Aim of the exercise:
Your task is to reproduce the material exactly.

-------------------------

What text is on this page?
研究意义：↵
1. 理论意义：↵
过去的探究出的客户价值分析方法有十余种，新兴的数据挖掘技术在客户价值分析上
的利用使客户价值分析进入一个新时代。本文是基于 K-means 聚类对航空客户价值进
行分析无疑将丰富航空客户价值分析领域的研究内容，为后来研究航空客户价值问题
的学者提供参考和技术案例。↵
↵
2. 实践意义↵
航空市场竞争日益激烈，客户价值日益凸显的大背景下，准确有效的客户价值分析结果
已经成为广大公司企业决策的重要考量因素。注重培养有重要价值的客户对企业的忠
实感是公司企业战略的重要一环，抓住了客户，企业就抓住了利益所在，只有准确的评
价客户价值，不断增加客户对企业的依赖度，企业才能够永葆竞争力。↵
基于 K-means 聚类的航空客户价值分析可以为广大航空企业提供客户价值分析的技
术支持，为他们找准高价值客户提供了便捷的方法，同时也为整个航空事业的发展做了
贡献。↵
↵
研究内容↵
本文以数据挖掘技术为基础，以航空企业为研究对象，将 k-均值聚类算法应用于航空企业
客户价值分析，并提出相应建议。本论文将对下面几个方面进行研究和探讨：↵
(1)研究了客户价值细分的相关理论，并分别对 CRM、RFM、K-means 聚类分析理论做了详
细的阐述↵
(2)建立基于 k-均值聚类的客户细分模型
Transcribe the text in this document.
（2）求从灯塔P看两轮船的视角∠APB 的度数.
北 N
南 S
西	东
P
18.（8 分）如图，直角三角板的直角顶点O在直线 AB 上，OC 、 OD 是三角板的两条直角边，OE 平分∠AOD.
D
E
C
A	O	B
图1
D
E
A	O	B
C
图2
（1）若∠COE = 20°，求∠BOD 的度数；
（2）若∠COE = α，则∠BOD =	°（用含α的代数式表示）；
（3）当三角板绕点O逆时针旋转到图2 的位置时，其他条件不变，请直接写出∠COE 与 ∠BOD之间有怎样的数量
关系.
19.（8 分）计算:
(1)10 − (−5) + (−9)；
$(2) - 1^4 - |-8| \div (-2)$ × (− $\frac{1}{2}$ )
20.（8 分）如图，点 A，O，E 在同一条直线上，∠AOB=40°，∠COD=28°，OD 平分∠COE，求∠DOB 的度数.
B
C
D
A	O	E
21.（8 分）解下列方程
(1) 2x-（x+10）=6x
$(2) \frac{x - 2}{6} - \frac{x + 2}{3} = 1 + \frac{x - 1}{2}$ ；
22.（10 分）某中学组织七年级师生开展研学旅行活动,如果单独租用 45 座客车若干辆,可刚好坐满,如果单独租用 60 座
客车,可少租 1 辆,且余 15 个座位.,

-------------------------

Answer to this task:
What text is on this page?
研究意义：↵
1. 理论意义：↵
过去的探究出的客户价值分析方法有十余种，新兴的数据挖掘技术在客户价值分析上
的利用使客户价值分析进入一个新时代。本文是基于 K-means 聚类对航空客户价值进
行分析无疑将丰富航空客户价值分析领域的研究内容，为后来研究航空客户价值问题
的学者提供参考和技术案例。↵
↵
2. 实践意义↵
航空市场竞争日益激烈，客户价值日益凸显的大背景下，准确有效的客户价值分析结果
已经成为广大公司企业决策的重要考量因素。注重培养有重要价值的客户对企业的忠
实感是公司企业战略的重要一环，抓住了客户，企业就抓住了利益所在，只有准确的评
价客户价值，不断增加客户对企业的依赖度，企业才能够永葆竞争力。↵
基于 K-means 聚类的航空客户价值分析可以为广大航空企业提供客户价值分析的技
术支持，为他们找准高价值客户提供了便捷的方法，同时也为整个航空事业的发展做了
贡献。↵
↵
研究内容↵
本文以数据挖掘技术为基础，以航空企业为研究对象，将 k-均值聚类算法应用于航空企业
客户价值分析，并提出相应建议。本论文将对下面几个方面进行研究和探讨：↵
(1)研究了客户价值细分的相关理论，并分别对 CRM、RFM、K-means 聚类分析理论做了详
细的阐述↵
(2)建立基于 k-均值聚类的客户细分模型
Transcribe the text in this document.
（2）求从灯塔P看两轮船的视角∠APB 的度数.
北 N
南 S
西	东
P
18.（8 分）如图，直角三角板的直角顶点O在直线 AB 上，OC 、 OD 是三角板的两条直角边，OE 平分∠AOD.
D
E
C
A	O	B
图1
D
E
A	O	B
C
图2
（1）若∠COE = 20°，求∠BOD 的度数；
（2）若∠COE = α，则∠BOD =	°（用含α的代数式表示）；
（3）当三角板绕点O逆时针旋转到图2 的位置时，其他条件不变，请直接写出∠COE 与 ∠BOD之间有怎样的数量
关系.
19.（8 分）计算:
(1)10 − (−5) + (−9)；
$(2) - 1^4 - |-8| \div (-2)$ × (− $\frac{1}{2}$ )
20.（8 分）如图，点 A，O，E 在同一条直线上，∠AOB=40°，∠COD=28°，OD 平分∠COE，求∠DOB 的度数.
B
C
D
A	O	E
21.（8 分）解下列方程
(1) 2x-（x+10）=6x
$(2) \frac{x - 2}{6} - \frac{x + 2}{3} = 1 + \frac{x - 1}{2}$ ；
22.（10 分）某中学组织七年级师生开展研学旅行活动,如果单独租用 45 座客车若干辆,可刚好坐满,如果单独租用 60 座
客车,可少租 1 辆,且余 15 个座位.,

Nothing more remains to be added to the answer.